[Start of DATA FOR PROCESSING]
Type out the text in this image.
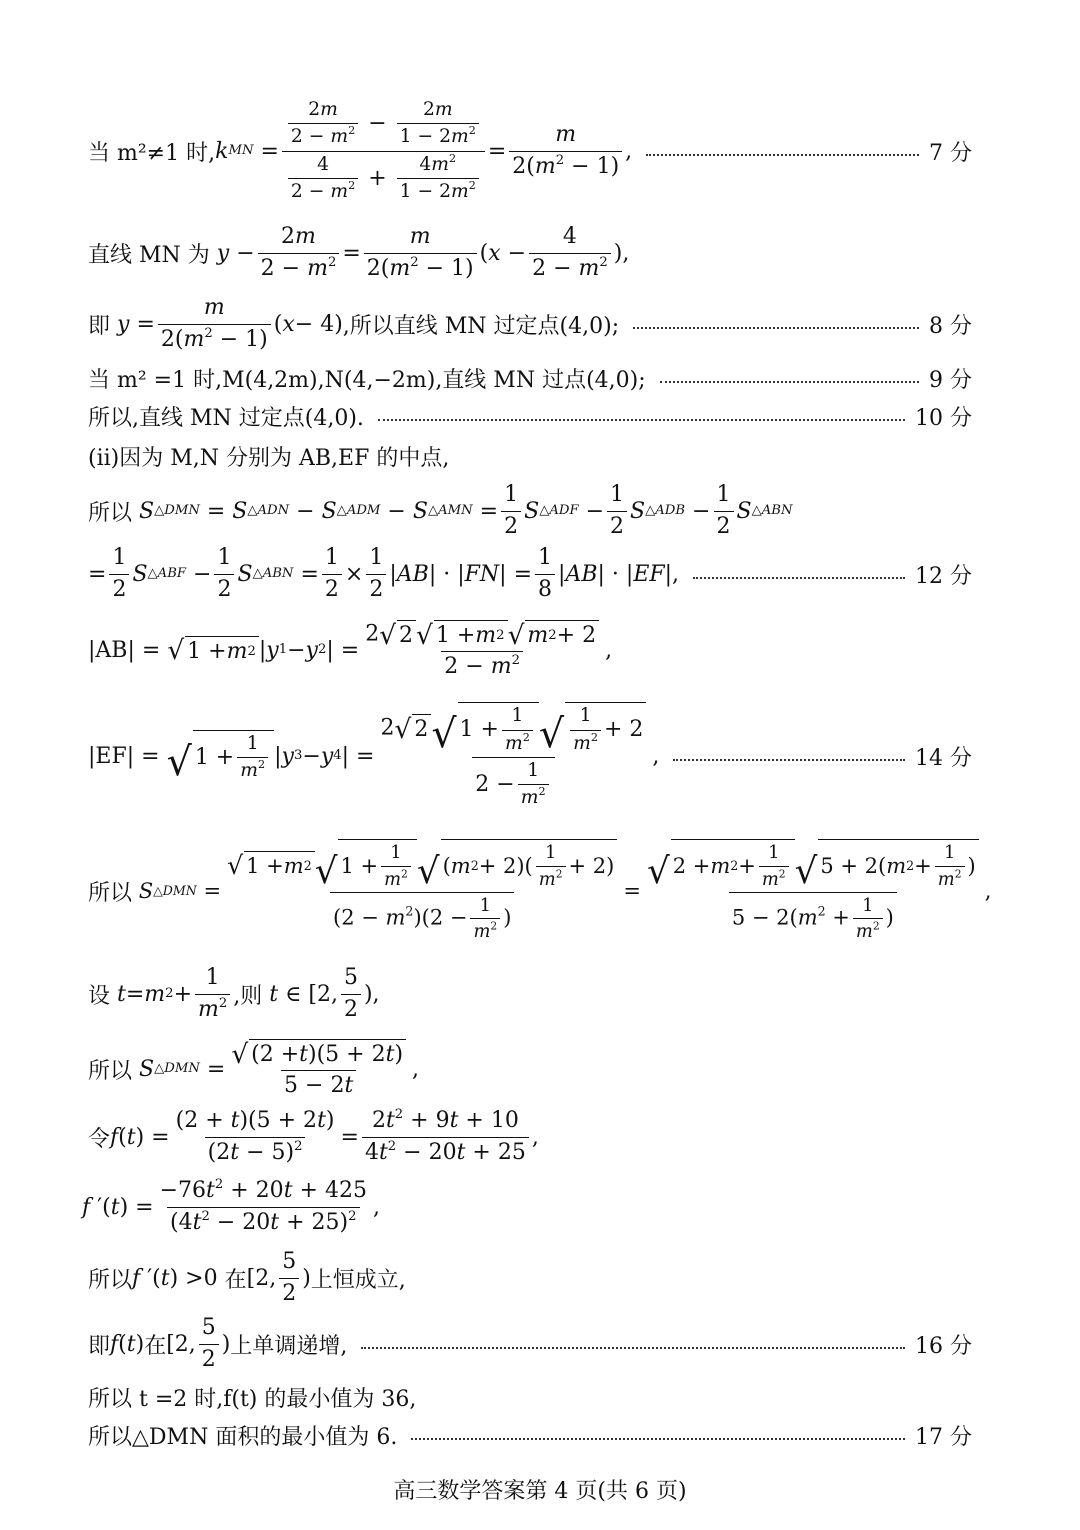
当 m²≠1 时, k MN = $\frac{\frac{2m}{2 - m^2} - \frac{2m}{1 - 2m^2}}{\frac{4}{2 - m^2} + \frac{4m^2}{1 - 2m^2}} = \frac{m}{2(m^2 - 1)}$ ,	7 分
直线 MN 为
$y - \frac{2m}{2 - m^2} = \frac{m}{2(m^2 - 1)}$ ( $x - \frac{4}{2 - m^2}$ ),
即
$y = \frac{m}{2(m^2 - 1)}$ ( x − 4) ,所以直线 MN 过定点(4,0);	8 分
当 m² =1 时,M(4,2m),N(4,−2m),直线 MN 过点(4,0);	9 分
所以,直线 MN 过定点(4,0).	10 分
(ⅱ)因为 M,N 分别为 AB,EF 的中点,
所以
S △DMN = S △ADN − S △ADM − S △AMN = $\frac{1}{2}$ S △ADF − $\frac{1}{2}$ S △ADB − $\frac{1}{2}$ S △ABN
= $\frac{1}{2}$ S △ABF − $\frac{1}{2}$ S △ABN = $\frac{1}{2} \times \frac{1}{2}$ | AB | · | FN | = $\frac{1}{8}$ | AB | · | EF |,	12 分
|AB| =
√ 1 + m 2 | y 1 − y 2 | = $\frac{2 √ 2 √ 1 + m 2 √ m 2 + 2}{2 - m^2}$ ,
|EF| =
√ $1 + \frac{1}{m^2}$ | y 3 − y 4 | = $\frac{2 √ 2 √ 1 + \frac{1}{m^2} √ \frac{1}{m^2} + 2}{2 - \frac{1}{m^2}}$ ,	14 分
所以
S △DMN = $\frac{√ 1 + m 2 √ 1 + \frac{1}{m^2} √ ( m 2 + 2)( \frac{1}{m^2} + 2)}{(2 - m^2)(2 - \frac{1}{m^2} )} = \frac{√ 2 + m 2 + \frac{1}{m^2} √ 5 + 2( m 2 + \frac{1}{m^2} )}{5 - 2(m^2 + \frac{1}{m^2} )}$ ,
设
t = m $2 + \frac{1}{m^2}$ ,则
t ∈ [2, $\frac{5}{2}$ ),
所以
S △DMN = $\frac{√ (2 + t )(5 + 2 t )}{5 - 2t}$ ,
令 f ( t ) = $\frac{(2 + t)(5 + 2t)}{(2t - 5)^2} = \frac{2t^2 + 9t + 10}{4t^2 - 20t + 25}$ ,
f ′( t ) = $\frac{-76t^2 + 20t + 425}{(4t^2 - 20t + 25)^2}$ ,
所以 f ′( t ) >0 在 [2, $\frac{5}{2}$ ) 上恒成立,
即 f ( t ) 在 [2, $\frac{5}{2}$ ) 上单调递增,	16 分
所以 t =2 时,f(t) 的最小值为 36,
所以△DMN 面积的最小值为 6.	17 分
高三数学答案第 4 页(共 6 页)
[End of DATA FOR PROCESSING]
[Start of DATA FOR PROCESSING]
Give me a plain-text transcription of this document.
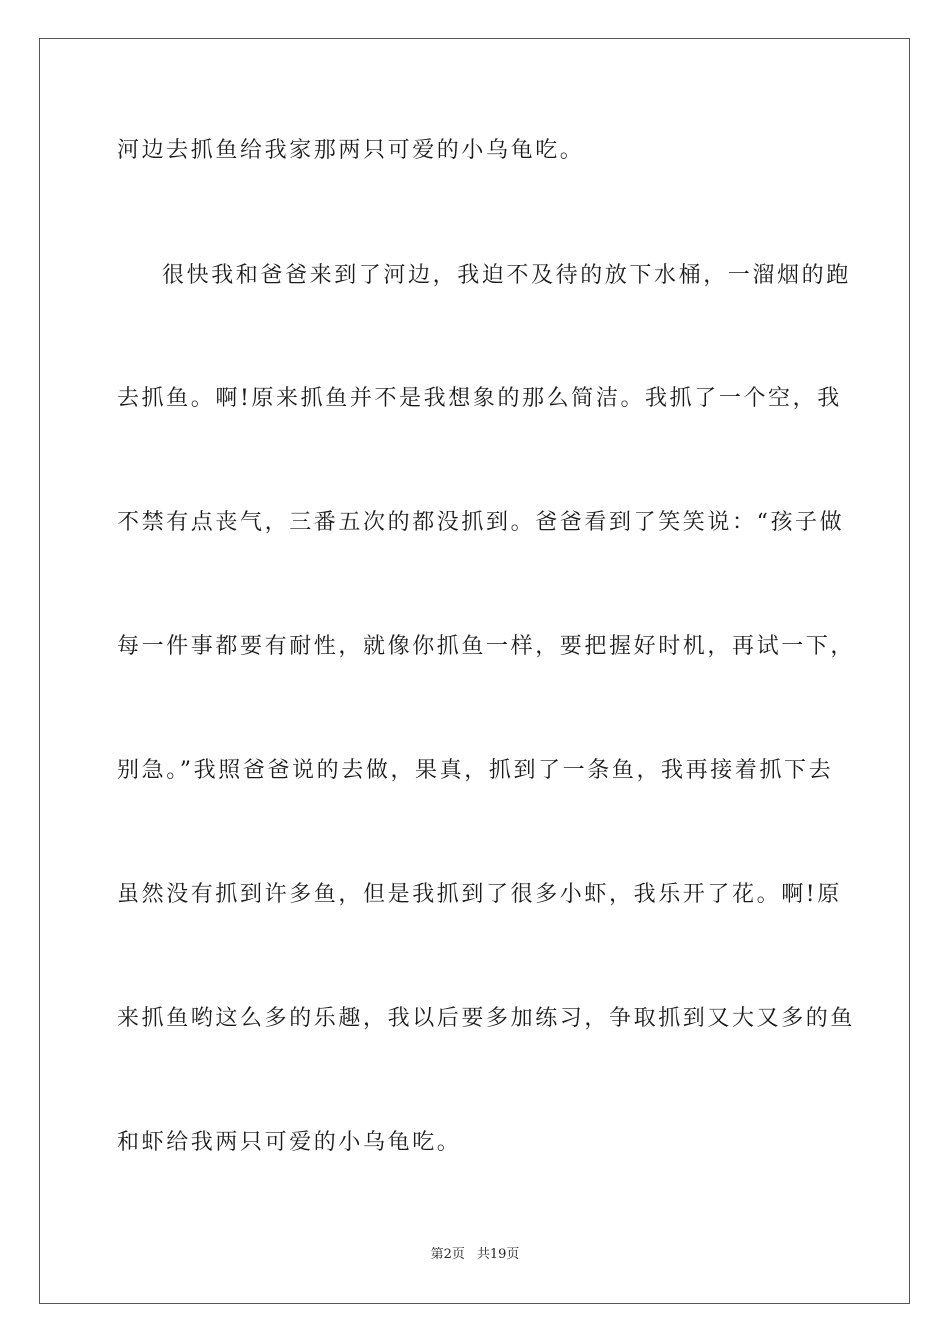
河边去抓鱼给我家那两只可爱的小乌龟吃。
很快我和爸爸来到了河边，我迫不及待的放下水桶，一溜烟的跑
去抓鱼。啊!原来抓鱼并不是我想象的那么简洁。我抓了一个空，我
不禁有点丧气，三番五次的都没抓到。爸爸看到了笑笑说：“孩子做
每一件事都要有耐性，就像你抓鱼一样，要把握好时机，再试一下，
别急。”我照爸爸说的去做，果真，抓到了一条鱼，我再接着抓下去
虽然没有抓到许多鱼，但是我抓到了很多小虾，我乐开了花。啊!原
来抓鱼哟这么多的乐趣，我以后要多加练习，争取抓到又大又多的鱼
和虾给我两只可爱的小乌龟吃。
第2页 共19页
[End of DATA FOR PROCESSING]
*INSTRUCTIONS TO FOLLOW*. Return a copy of every line that includes the word "this".

*EXERCISE ANSWER*.
Type out the text in this image.
Give me a plain-text transcription of this document.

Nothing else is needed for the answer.